* [What to work on]:
Lines that include the word "Polyester" are the ones to copy.

[Items from a dataset]
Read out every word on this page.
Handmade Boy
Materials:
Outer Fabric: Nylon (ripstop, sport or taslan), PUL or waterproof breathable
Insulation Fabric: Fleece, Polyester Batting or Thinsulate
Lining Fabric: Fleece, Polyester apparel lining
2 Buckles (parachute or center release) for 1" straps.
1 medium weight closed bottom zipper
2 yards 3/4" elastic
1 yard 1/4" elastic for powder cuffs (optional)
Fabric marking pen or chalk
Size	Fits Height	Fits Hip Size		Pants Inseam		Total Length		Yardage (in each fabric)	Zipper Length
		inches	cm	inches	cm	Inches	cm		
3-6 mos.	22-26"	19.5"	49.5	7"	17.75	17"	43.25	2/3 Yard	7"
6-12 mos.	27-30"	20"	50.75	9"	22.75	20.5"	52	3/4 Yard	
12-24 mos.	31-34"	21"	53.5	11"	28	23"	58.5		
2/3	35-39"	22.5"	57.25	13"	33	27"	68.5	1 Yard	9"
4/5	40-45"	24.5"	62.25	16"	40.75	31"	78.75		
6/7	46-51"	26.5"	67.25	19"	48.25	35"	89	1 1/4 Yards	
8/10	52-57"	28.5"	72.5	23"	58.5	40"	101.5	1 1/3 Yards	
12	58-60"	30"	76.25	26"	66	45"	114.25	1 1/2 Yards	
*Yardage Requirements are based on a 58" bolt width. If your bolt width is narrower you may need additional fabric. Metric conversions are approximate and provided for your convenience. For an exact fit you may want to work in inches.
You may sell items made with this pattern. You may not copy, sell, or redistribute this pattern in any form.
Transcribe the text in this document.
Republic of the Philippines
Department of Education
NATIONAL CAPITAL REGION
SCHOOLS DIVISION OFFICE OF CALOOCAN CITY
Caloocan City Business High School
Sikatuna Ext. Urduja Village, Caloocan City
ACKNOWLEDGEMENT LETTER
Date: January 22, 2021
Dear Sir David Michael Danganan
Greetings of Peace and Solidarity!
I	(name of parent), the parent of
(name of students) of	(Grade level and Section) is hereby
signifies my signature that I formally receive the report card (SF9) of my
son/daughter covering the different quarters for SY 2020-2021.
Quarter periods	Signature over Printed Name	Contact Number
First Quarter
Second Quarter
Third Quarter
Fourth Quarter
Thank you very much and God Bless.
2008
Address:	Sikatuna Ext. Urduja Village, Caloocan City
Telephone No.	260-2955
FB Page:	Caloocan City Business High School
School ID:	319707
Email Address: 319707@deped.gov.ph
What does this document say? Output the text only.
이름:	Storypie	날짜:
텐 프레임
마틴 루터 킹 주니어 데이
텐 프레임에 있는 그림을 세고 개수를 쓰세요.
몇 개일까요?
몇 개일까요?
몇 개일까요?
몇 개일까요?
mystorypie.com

* [Problem solution]:
Insulation Fabric: Fleece, Polyester Batting or Thinsulate
Lining Fabric: Fleece, Polyester apparel lining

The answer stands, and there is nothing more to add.